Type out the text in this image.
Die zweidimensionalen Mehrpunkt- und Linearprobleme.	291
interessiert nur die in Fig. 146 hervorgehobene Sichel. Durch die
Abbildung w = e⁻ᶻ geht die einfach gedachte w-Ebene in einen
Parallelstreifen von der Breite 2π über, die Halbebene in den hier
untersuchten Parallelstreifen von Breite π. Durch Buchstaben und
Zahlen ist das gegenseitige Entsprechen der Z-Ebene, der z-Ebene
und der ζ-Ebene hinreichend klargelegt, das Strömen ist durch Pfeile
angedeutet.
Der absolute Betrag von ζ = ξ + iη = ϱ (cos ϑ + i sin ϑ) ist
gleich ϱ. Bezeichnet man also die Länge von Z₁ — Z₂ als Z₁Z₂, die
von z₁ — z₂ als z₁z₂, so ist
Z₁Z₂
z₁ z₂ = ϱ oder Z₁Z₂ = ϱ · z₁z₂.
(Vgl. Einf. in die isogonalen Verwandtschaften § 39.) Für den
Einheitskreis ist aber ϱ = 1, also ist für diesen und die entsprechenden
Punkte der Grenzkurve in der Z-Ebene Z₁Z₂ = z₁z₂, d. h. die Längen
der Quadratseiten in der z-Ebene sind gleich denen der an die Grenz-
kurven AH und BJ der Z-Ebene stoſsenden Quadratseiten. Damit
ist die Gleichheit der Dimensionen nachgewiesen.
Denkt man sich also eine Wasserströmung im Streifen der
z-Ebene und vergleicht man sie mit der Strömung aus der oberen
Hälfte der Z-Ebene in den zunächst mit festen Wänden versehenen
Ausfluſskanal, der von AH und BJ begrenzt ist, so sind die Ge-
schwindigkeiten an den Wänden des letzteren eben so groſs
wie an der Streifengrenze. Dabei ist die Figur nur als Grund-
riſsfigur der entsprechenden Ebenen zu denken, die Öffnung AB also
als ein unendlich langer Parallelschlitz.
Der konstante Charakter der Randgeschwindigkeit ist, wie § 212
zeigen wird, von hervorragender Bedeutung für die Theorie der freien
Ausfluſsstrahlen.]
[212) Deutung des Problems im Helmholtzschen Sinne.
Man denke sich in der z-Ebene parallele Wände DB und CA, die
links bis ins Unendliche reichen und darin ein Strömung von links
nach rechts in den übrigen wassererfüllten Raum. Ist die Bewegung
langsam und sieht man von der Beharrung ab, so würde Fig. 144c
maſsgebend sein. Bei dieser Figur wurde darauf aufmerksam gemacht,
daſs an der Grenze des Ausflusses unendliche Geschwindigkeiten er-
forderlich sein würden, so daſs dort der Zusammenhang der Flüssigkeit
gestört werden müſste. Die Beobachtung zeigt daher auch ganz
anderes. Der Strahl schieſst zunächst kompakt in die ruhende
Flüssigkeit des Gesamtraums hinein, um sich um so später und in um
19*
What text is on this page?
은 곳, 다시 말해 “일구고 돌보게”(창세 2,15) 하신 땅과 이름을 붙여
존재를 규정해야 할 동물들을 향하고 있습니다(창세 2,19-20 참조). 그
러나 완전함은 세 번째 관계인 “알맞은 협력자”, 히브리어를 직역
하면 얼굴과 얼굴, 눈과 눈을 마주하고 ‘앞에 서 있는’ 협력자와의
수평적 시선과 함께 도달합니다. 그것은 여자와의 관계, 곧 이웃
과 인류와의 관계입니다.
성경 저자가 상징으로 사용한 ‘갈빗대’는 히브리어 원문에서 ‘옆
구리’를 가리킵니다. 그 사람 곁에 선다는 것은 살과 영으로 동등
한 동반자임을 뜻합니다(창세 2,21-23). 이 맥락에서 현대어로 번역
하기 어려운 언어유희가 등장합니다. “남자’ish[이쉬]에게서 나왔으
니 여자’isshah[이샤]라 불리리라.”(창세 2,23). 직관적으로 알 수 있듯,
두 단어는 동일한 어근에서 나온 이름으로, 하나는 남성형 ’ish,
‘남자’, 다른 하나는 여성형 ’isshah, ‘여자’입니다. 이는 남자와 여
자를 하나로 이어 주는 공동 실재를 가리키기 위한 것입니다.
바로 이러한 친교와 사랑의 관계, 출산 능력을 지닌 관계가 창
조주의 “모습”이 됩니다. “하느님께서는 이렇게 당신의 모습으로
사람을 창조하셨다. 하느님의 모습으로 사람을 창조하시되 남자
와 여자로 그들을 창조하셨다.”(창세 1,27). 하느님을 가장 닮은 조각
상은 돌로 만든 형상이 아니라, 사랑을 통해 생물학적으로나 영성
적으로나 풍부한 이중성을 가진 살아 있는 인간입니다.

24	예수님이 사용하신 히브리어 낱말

_ _ _ _ _

Exercise instructions => Copy out each record, keeping every word as it is.

Task answer =>
Type out the text in this image.
Die zweidimensionalen Mehrpunkt- und Linearprobleme.	291
interessiert nur die in Fig. 146 hervorgehobene Sichel. Durch die
Abbildung w = e⁻ᶻ geht die einfach gedachte w-Ebene in einen
Parallelstreifen von der Breite 2π über, die Halbebene in den hier
untersuchten Parallelstreifen von Breite π. Durch Buchstaben und
Zahlen ist das gegenseitige Entsprechen der Z-Ebene, der z-Ebene
und der ζ-Ebene hinreichend klargelegt, das Strömen ist durch Pfeile
angedeutet.
Der absolute Betrag von ζ = ξ + iη = ϱ (cos ϑ + i sin ϑ) ist
gleich ϱ. Bezeichnet man also die Länge von Z₁ — Z₂ als Z₁Z₂, die
von z₁ — z₂ als z₁z₂, so ist
Z₁Z₂
z₁ z₂ = ϱ oder Z₁Z₂ = ϱ · z₁z₂.
(Vgl. Einf. in die isogonalen Verwandtschaften § 39.) Für den
Einheitskreis ist aber ϱ = 1, also ist für diesen und die entsprechenden
Punkte der Grenzkurve in der Z-Ebene Z₁Z₂ = z₁z₂, d. h. die Längen
der Quadratseiten in der z-Ebene sind gleich denen der an die Grenz-
kurven AH und BJ der Z-Ebene stoſsenden Quadratseiten. Damit
ist die Gleichheit der Dimensionen nachgewiesen.
Denkt man sich also eine Wasserströmung im Streifen der
z-Ebene und vergleicht man sie mit der Strömung aus der oberen
Hälfte der Z-Ebene in den zunächst mit festen Wänden versehenen
Ausfluſskanal, der von AH und BJ begrenzt ist, so sind die Ge-
schwindigkeiten an den Wänden des letzteren eben so groſs
wie an der Streifengrenze. Dabei ist die Figur nur als Grund-
riſsfigur der entsprechenden Ebenen zu denken, die Öffnung AB also
als ein unendlich langer Parallelschlitz.
Der konstante Charakter der Randgeschwindigkeit ist, wie § 212
zeigen wird, von hervorragender Bedeutung für die Theorie der freien
Ausfluſsstrahlen.]
[212) Deutung des Problems im Helmholtzschen Sinne.
Man denke sich in der z-Ebene parallele Wände DB und CA, die
links bis ins Unendliche reichen und darin ein Strömung von links
nach rechts in den übrigen wassererfüllten Raum. Ist die Bewegung
langsam und sieht man von der Beharrung ab, so würde Fig. 144c
maſsgebend sein. Bei dieser Figur wurde darauf aufmerksam gemacht,
daſs an der Grenze des Ausflusses unendliche Geschwindigkeiten er-
forderlich sein würden, so daſs dort der Zusammenhang der Flüssigkeit
gestört werden müſste. Die Beobachtung zeigt daher auch ganz
anderes. Der Strahl schieſst zunächst kompakt in die ruhende
Flüssigkeit des Gesamtraums hinein, um sich um so später und in um
19*
What text is on this page?
은 곳, 다시 말해 “일구고 돌보게”(창세 2,15) 하신 땅과 이름을 붙여
존재를 규정해야 할 동물들을 향하고 있습니다(창세 2,19-20 참조). 그
러나 완전함은 세 번째 관계인 “알맞은 협력자”, 히브리어를 직역
하면 얼굴과 얼굴, 눈과 눈을 마주하고 ‘앞에 서 있는’ 협력자와의
수평적 시선과 함께 도달합니다. 그것은 여자와의 관계, 곧 이웃
과 인류와의 관계입니다.
성경 저자가 상징으로 사용한 ‘갈빗대’는 히브리어 원문에서 ‘옆
구리’를 가리킵니다. 그 사람 곁에 선다는 것은 살과 영으로 동등
한 동반자임을 뜻합니다(창세 2,21-23). 이 맥락에서 현대어로 번역
하기 어려운 언어유희가 등장합니다. “남자’ish[이쉬]에게서 나왔으
니 여자’isshah[이샤]라 불리리라.”(창세 2,23). 직관적으로 알 수 있듯,
두 단어는 동일한 어근에서 나온 이름으로, 하나는 남성형 ’ish,
‘남자’, 다른 하나는 여성형 ’isshah, ‘여자’입니다. 이는 남자와 여
자를 하나로 이어 주는 공동 실재를 가리키기 위한 것입니다.
바로 이러한 친교와 사랑의 관계, 출산 능력을 지닌 관계가 창
조주의 “모습”이 됩니다. “하느님께서는 이렇게 당신의 모습으로
사람을 창조하셨다. 하느님의 모습으로 사람을 창조하시되 남자
와 여자로 그들을 창조하셨다.”(창세 1,27). 하느님을 가장 닮은 조각
상은 돌로 만든 형상이 아니라, 사랑을 통해 생물학적으로나 영성
적으로나 풍부한 이중성을 가진 살아 있는 인간입니다.

24	예수님이 사용하신 히브리어 낱말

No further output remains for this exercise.